== Requirement ==
How many lines in the entries below contain "square"? Answer with the number only.

+++

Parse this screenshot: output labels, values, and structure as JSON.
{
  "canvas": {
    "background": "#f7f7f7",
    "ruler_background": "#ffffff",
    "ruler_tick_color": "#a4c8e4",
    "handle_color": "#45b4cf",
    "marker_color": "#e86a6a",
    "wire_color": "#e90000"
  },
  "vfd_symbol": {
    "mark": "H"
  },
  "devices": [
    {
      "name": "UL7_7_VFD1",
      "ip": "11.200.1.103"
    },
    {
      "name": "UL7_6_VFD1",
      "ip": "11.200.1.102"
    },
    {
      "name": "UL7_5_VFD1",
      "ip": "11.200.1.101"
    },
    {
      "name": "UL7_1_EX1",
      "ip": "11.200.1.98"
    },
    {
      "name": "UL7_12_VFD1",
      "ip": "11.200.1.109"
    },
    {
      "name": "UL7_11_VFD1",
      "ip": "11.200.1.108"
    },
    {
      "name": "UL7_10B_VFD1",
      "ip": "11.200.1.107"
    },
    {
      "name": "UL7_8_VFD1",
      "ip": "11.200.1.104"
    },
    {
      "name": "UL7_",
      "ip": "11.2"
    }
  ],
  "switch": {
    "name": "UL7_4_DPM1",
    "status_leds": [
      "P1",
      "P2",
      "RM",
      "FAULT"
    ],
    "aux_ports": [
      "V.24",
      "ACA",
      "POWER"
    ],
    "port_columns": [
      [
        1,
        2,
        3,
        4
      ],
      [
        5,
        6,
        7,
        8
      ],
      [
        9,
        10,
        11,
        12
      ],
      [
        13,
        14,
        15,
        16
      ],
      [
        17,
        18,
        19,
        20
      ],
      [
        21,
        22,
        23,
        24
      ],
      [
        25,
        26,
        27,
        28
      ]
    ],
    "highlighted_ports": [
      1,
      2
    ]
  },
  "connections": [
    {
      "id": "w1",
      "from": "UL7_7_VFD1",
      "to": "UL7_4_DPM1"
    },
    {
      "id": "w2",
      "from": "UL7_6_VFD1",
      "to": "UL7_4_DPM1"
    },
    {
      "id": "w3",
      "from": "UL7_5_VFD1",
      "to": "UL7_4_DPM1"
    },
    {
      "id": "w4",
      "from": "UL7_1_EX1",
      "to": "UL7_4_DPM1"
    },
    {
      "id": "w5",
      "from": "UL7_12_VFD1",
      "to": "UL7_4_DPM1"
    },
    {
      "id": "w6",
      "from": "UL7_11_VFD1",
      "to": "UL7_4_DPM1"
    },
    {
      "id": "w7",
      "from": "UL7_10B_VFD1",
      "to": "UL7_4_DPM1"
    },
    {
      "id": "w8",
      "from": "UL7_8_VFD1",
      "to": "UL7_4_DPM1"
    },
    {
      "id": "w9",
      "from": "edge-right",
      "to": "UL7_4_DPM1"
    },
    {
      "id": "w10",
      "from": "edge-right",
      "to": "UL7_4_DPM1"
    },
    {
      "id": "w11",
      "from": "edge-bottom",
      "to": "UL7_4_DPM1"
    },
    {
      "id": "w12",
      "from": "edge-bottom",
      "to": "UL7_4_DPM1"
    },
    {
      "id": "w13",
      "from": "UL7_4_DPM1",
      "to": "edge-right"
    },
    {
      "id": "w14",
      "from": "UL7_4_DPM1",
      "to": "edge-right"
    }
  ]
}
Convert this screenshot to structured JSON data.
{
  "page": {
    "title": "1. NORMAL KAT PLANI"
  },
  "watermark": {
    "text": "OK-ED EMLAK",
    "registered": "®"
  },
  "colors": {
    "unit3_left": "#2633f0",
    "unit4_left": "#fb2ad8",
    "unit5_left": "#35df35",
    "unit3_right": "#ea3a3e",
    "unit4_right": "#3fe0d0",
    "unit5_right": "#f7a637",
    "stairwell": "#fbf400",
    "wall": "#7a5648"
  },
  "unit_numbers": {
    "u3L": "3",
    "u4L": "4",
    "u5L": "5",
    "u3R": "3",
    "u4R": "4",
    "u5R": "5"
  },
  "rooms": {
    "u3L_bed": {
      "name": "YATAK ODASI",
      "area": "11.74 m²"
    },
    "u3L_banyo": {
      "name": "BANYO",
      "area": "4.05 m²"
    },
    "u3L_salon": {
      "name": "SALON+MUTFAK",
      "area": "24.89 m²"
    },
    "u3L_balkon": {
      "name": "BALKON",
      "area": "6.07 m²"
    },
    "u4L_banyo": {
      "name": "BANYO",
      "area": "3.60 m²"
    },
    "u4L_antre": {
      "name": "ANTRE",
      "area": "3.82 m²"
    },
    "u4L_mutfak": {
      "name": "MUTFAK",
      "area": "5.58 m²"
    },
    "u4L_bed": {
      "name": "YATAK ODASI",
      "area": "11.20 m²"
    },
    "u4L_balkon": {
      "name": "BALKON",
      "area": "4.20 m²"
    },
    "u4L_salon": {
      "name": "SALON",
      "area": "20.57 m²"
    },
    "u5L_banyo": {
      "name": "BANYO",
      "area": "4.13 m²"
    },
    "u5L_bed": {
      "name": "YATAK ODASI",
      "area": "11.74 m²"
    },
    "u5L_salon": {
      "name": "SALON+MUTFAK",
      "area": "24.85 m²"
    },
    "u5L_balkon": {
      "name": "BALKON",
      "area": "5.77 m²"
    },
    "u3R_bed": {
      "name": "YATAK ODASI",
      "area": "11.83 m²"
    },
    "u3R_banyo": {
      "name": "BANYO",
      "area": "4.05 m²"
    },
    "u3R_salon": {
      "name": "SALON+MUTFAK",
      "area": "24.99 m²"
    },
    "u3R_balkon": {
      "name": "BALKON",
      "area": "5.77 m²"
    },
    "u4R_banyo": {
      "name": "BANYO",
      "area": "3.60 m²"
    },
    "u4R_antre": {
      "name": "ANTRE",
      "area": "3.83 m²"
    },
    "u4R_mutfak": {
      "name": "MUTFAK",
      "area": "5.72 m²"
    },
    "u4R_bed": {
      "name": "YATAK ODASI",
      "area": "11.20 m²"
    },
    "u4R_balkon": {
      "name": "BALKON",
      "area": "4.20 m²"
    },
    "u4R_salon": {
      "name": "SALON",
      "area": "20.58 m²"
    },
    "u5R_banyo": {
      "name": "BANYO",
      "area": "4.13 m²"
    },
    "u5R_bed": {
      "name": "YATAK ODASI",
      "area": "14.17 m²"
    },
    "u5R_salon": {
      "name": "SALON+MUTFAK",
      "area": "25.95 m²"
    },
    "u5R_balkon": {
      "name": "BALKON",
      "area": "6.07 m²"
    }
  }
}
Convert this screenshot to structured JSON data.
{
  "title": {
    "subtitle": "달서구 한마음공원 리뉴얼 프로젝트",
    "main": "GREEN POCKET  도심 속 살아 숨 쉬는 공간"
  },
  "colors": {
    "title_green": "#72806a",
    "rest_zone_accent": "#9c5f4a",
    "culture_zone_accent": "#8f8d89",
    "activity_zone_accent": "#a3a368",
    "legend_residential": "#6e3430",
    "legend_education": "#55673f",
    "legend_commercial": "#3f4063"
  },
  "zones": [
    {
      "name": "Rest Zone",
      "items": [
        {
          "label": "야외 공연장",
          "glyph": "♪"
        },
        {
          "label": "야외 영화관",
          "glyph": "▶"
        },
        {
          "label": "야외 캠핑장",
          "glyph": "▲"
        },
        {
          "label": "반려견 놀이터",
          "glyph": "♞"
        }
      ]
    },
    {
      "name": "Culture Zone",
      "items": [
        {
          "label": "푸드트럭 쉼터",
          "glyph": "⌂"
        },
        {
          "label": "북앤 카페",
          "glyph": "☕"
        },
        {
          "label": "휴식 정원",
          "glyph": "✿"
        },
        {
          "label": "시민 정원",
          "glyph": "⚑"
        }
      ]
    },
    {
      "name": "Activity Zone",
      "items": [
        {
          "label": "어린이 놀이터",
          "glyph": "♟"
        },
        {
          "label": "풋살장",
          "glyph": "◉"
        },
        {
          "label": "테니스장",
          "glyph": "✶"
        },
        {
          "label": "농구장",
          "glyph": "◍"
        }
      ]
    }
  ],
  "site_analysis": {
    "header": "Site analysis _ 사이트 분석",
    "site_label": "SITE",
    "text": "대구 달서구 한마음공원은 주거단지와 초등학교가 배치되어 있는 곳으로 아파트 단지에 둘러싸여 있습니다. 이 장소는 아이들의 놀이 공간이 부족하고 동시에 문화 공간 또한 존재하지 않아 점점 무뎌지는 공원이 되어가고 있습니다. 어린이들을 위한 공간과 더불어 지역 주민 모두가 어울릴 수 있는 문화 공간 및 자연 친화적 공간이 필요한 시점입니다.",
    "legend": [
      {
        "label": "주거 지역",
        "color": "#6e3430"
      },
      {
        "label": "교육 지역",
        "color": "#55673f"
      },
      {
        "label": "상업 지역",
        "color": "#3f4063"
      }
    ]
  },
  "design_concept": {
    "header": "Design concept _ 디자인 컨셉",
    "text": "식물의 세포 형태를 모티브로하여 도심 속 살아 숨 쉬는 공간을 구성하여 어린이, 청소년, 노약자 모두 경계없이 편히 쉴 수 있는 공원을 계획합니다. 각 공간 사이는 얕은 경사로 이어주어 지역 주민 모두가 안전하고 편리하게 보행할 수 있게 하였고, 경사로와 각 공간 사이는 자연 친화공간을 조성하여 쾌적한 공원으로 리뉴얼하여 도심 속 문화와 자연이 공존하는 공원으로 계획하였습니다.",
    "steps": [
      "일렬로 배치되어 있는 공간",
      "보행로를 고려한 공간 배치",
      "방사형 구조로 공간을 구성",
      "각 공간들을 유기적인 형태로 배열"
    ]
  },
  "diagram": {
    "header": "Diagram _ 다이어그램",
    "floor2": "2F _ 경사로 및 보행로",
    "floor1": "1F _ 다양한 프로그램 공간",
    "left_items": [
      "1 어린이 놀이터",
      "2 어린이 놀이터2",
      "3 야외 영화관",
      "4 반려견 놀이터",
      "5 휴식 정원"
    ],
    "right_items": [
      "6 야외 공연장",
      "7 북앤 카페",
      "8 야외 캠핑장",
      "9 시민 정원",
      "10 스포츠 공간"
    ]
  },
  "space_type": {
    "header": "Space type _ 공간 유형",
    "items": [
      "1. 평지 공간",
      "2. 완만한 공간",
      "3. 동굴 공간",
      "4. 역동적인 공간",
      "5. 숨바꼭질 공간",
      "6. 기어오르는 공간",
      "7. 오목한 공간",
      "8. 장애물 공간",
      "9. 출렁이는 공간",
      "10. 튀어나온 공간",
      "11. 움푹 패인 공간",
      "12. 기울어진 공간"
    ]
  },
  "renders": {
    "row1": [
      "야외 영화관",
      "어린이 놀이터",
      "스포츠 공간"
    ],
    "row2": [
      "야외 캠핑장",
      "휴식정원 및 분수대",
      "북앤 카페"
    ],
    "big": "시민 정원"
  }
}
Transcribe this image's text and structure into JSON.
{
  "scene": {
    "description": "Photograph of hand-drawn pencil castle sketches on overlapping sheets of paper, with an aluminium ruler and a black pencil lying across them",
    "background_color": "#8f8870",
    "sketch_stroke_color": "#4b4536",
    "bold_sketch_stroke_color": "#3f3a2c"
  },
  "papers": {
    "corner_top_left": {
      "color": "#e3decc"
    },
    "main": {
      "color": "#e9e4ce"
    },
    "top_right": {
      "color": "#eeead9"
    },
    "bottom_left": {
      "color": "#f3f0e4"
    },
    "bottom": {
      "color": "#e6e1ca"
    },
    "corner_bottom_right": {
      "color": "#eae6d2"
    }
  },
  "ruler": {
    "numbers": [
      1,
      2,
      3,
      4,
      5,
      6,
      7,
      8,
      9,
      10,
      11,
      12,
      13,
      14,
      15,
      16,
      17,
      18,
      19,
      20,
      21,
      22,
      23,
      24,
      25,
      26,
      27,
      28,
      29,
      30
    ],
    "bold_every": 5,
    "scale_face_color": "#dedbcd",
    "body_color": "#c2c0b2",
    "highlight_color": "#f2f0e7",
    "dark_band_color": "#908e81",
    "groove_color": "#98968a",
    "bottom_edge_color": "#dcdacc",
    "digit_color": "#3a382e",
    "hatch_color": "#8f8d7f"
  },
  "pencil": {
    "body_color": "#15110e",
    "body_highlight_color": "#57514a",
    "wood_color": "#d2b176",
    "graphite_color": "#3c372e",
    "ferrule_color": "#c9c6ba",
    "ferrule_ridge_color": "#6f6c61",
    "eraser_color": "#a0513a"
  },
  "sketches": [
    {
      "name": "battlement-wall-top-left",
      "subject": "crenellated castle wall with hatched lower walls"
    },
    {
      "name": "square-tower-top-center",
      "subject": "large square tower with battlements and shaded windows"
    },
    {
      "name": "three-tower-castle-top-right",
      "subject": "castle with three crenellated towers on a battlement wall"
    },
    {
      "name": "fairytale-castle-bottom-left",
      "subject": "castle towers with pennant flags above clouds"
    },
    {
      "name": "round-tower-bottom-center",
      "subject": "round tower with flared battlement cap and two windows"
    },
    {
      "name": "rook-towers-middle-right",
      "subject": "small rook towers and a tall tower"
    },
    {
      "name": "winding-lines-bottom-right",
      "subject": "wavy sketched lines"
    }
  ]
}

+++

== Solved exercise ==
2